### Required task:
Please transcribe the listing below in full and word for word, without its pictures.

### Recorded data:
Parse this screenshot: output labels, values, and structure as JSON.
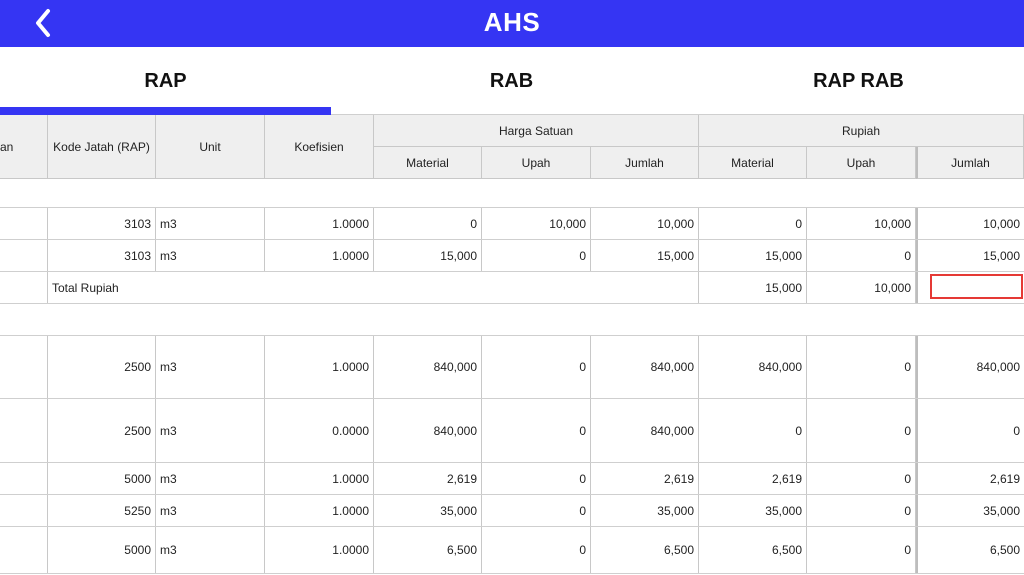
{
  "app": {
    "title": "AHS"
  },
  "tabs": [
    {
      "label": "RAP",
      "active": true
    },
    {
      "label": "RAB",
      "active": false
    },
    {
      "label": "RAP RAB",
      "active": false
    }
  ],
  "table": {
    "headers": {
      "first_partial": "an",
      "kode": "Kode Jatah (RAP)",
      "unit": "Unit",
      "koefisien": "Koefisien",
      "harga_satuan": "Harga Satuan",
      "rupiah": "Rupiah",
      "material": "Material",
      "upah": "Upah",
      "jumlah": "Jumlah",
      "material2": "Material",
      "upah2": "Upah",
      "jumlah2": "Jumlah"
    },
    "rows": [
      {
        "kode": "3103",
        "unit": "m3",
        "koef": "1.0000",
        "hs_mat": "0",
        "hs_upah": "10,000",
        "hs_jml": "10,000",
        "rp_mat": "0",
        "rp_upah": "10,000",
        "rp_jml": "10,000"
      },
      {
        "kode": "3103",
        "unit": "m3",
        "koef": "1.0000",
        "hs_mat": "15,000",
        "hs_upah": "0",
        "hs_jml": "15,000",
        "rp_mat": "15,000",
        "rp_upah": "0",
        "rp_jml": "15,000"
      },
      {
        "kode": "2500",
        "unit": "m3",
        "koef": "1.0000",
        "hs_mat": "840,000",
        "hs_upah": "0",
        "hs_jml": "840,000",
        "rp_mat": "840,000",
        "rp_upah": "0",
        "rp_jml": "840,000"
      },
      {
        "kode": "2500",
        "unit": "m3",
        "koef": "0.0000",
        "hs_mat": "840,000",
        "hs_upah": "0",
        "hs_jml": "840,000",
        "rp_mat": "0",
        "rp_upah": "0",
        "rp_jml": "0"
      },
      {
        "kode": "5000",
        "unit": "m3",
        "koef": "1.0000",
        "hs_mat": "2,619",
        "hs_upah": "0",
        "hs_jml": "2,619",
        "rp_mat": "2,619",
        "rp_upah": "0",
        "rp_jml": "2,619"
      },
      {
        "kode": "5250",
        "unit": "m3",
        "koef": "1.0000",
        "hs_mat": "35,000",
        "hs_upah": "0",
        "hs_jml": "35,000",
        "rp_mat": "35,000",
        "rp_upah": "0",
        "rp_jml": "35,000"
      },
      {
        "kode": "5000",
        "unit": "m3",
        "koef": "1.0000",
        "hs_mat": "6,500",
        "hs_upah": "0",
        "hs_jml": "6,500",
        "rp_mat": "6,500",
        "rp_upah": "0",
        "rp_jml": "6,500"
      }
    ],
    "total": {
      "label": "Total Rupiah",
      "material": "15,000",
      "upah": "10,000",
      "jumlah": ""
    }
  }
}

### Output below:
Parse this screenshot: output labels, values, and structure as JSON.
{
  "app": {
    "title": "AHS"
  },
  "tabs": [
    {
      "label": "RAP",
      "active": true
    },
    {
      "label": "RAB",
      "active": false
    },
    {
      "label": "RAP RAB",
      "active": false
    }
  ],
  "table": {
    "headers": {
      "first_partial": "an",
      "kode": "Kode Jatah (RAP)",
      "unit": "Unit",
      "koefisien": "Koefisien",
      "harga_satuan": "Harga Satuan",
      "rupiah": "Rupiah",
      "material": "Material",
      "upah": "Upah",
      "jumlah": "Jumlah",
      "material2": "Material",
      "upah2": "Upah",
      "jumlah2": "Jumlah"
    },
    "rows": [
      {
        "kode": "3103",
        "unit": "m3",
        "koef": "1.0000",
        "hs_mat": "0",
        "hs_upah": "10,000",
        "hs_jml": "10,000",
        "rp_mat": "0",
        "rp_upah": "10,000",
        "rp_jml": "10,000"
      },
      {
        "kode": "3103",
        "unit": "m3",
        "koef": "1.0000",
        "hs_mat": "15,000",
        "hs_upah": "0",
        "hs_jml": "15,000",
        "rp_mat": "15,000",
        "rp_upah": "0",
        "rp_jml": "15,000"
      },
      {
        "kode": "2500",
        "unit": "m3",
        "koef": "1.0000",
        "hs_mat": "840,000",
        "hs_upah": "0",
        "hs_jml": "840,000",
        "rp_mat": "840,000",
        "rp_upah": "0",
        "rp_jml": "840,000"
      },
      {
        "kode": "2500",
        "unit": "m3",
        "koef": "0.0000",
        "hs_mat": "840,000",
        "hs_upah": "0",
        "hs_jml": "840,000",
        "rp_mat": "0",
        "rp_upah": "0",
        "rp_jml": "0"
      },
      {
        "kode": "5000",
        "unit": "m3",
        "koef": "1.0000",
        "hs_mat": "2,619",
        "hs_upah": "0",
        "hs_jml": "2,619",
        "rp_mat": "2,619",
        "rp_upah": "0",
        "rp_jml": "2,619"
      },
      {
        "kode": "5250",
        "unit": "m3",
        "koef": "1.0000",
        "hs_mat": "35,000",
        "hs_upah": "0",
        "hs_jml": "35,000",
        "rp_mat": "35,000",
        "rp_upah": "0",
        "rp_jml": "35,000"
      },
      {
        "kode": "5000",
        "unit": "m3",
        "koef": "1.0000",
        "hs_mat": "6,500",
        "hs_upah": "0",
        "hs_jml": "6,500",
        "rp_mat": "6,500",
        "rp_upah": "0",
        "rp_jml": "6,500"
      }
    ],
    "total": {
      "label": "Total Rupiah",
      "material": "15,000",
      "upah": "10,000",
      "jumlah": ""
    }
  }
}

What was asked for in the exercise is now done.